Provided records:
— BEGIN —

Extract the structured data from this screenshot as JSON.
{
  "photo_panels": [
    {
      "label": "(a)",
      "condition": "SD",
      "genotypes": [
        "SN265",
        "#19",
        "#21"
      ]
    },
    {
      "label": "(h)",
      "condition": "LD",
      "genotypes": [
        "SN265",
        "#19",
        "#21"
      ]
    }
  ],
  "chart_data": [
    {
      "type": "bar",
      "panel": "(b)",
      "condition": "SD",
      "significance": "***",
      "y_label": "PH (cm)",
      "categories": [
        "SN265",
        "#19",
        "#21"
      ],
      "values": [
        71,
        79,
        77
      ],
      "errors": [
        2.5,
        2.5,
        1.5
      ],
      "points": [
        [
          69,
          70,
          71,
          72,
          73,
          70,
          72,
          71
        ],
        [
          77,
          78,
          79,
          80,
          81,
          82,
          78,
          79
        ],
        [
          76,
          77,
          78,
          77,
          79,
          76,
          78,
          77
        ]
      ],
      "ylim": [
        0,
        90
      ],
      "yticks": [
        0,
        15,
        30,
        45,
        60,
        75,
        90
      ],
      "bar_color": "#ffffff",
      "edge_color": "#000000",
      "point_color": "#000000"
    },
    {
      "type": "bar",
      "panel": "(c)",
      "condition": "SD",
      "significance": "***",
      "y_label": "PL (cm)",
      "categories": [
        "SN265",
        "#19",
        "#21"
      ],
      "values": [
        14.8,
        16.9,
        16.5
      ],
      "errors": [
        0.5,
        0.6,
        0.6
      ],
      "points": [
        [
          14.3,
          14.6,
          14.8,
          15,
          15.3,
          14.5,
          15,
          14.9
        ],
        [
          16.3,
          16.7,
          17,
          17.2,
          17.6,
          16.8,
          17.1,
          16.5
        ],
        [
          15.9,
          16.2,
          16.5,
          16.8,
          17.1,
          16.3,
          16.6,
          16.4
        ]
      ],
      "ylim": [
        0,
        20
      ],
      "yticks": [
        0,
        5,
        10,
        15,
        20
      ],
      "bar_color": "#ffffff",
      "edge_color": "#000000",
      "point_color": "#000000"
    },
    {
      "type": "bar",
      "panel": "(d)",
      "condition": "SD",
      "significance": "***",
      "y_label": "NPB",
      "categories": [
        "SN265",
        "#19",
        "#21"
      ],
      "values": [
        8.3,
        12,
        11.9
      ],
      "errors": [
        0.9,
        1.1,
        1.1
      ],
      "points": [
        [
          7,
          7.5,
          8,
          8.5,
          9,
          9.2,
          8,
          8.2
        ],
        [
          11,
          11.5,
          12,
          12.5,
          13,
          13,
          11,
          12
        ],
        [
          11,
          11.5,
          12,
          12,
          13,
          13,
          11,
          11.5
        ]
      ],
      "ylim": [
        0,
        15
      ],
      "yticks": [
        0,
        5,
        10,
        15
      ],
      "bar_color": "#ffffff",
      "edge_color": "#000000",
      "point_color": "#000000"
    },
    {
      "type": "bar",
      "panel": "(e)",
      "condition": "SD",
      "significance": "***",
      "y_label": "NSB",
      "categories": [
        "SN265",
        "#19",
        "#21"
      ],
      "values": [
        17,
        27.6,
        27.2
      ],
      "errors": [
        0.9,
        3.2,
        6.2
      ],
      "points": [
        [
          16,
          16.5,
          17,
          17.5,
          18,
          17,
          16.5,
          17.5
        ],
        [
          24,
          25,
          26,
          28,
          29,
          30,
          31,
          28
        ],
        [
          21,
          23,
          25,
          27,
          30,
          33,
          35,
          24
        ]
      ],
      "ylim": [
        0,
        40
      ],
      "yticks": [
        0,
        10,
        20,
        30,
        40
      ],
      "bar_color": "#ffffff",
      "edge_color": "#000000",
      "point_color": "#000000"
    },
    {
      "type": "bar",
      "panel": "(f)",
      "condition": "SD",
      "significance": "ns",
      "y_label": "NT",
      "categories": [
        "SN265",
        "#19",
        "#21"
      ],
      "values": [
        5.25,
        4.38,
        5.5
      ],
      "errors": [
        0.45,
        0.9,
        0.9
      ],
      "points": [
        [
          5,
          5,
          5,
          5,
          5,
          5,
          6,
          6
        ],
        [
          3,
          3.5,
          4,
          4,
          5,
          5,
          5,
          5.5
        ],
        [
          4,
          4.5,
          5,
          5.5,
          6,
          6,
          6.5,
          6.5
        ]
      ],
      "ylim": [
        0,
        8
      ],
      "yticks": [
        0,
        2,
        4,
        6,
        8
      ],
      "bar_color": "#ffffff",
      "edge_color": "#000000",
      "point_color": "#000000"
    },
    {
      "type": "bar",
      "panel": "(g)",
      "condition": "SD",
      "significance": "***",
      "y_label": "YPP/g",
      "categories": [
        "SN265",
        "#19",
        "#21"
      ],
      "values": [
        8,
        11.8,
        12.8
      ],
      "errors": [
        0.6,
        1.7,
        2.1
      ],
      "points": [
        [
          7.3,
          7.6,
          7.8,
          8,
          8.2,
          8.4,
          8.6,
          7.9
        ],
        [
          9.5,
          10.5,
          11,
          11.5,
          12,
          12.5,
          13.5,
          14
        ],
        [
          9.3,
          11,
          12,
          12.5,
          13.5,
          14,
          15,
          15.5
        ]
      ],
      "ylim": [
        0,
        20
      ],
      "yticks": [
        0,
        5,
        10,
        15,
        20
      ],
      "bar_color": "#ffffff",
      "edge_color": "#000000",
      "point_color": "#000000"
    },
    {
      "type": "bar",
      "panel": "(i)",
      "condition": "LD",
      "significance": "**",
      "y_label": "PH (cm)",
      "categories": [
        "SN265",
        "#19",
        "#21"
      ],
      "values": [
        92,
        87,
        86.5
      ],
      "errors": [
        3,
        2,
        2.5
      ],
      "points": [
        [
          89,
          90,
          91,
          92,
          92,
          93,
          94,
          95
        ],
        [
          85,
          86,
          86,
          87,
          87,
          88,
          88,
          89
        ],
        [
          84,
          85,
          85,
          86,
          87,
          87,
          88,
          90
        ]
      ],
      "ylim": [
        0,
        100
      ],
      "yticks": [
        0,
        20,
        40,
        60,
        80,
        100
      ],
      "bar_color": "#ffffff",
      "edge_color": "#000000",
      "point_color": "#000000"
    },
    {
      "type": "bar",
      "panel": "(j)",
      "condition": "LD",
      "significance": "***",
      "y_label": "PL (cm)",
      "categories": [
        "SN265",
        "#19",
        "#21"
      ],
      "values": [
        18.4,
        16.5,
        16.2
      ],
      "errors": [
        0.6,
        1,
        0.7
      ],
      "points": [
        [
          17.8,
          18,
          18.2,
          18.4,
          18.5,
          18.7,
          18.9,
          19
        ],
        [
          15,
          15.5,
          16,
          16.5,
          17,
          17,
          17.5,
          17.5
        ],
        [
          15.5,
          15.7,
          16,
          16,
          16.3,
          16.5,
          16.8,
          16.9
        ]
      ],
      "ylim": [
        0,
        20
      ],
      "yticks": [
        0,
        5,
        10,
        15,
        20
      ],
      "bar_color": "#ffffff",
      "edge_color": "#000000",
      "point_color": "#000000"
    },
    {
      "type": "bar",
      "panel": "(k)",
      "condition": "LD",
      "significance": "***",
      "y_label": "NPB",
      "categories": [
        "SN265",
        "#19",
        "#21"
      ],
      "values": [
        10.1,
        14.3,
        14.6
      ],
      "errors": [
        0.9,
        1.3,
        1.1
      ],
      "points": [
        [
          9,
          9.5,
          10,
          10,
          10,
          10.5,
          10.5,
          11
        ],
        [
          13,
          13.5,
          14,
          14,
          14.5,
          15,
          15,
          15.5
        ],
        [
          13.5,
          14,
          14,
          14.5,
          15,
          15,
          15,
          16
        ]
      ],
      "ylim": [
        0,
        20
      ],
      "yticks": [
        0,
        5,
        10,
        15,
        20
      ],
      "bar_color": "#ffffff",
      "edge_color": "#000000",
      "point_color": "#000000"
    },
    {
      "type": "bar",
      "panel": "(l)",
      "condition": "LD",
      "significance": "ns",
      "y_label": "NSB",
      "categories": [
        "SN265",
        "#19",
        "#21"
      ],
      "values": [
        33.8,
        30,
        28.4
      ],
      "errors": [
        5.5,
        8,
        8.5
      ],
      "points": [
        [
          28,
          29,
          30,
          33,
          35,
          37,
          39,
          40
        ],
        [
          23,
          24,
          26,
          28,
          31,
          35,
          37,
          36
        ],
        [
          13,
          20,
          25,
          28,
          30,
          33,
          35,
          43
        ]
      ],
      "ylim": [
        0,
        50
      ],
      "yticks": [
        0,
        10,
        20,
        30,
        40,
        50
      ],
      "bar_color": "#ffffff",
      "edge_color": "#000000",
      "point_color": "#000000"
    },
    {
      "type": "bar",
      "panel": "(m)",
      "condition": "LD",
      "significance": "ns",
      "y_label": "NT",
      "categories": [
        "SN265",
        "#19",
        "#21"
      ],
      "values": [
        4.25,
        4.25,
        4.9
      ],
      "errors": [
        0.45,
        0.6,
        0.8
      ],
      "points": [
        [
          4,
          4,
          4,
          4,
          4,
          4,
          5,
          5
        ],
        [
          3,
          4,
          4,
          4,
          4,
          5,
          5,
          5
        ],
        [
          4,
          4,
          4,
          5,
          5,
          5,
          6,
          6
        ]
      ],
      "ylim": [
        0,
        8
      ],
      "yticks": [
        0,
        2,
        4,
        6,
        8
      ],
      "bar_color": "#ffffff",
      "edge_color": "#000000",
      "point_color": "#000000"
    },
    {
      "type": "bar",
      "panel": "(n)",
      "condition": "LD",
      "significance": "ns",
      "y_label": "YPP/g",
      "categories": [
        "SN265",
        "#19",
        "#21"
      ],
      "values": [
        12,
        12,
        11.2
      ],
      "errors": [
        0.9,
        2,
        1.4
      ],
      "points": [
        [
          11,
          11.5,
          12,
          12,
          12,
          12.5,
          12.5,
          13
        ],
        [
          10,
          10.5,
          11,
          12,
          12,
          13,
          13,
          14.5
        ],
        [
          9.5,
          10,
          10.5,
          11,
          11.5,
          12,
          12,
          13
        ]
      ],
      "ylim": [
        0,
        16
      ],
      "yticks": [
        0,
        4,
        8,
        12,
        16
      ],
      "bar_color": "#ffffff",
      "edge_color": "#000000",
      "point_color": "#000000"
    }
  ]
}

— END —
— BEGIN —

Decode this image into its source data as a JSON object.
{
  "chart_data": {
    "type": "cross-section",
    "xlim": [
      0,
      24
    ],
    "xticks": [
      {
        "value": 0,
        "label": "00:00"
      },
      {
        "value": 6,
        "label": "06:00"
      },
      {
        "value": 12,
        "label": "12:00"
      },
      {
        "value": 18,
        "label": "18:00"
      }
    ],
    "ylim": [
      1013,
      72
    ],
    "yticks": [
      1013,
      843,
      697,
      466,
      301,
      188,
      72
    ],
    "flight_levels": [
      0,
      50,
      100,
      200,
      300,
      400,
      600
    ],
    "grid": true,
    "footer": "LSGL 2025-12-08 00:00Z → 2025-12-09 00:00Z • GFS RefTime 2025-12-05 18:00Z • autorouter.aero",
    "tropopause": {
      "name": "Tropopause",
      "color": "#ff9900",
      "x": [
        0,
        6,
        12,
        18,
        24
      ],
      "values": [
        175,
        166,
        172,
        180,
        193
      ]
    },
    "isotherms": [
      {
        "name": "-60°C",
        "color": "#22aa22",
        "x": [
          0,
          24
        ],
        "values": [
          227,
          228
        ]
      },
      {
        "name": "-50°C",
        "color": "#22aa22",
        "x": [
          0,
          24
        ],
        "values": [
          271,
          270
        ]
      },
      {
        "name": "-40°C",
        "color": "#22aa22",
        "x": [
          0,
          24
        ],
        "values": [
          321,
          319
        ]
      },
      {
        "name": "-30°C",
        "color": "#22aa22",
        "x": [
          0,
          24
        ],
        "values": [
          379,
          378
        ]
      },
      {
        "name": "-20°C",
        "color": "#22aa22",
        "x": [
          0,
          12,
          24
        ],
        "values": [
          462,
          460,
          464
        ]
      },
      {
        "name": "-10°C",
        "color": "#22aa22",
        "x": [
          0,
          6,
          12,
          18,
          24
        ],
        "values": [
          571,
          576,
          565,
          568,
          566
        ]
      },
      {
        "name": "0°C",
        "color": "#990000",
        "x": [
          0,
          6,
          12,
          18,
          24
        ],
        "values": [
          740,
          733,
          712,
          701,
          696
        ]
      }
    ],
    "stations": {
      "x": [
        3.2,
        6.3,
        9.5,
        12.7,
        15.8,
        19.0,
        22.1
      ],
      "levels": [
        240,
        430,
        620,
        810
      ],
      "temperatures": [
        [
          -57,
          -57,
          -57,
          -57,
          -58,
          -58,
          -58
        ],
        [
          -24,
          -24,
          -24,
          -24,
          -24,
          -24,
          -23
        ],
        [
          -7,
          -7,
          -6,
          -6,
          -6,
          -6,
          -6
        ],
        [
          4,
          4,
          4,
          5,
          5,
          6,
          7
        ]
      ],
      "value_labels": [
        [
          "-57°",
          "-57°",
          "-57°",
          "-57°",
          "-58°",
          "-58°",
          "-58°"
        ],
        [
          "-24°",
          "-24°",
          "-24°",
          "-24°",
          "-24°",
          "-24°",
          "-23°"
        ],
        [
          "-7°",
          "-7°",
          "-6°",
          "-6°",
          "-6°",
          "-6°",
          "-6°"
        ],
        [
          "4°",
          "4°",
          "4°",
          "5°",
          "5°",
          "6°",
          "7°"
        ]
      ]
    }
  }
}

— END —

Exercise description:
Above are the records. Identify each line that contains the word "this".

Solution below:
Extract the structured data from this screenshot as JSON.
Decode this image into its source data as a JSON object.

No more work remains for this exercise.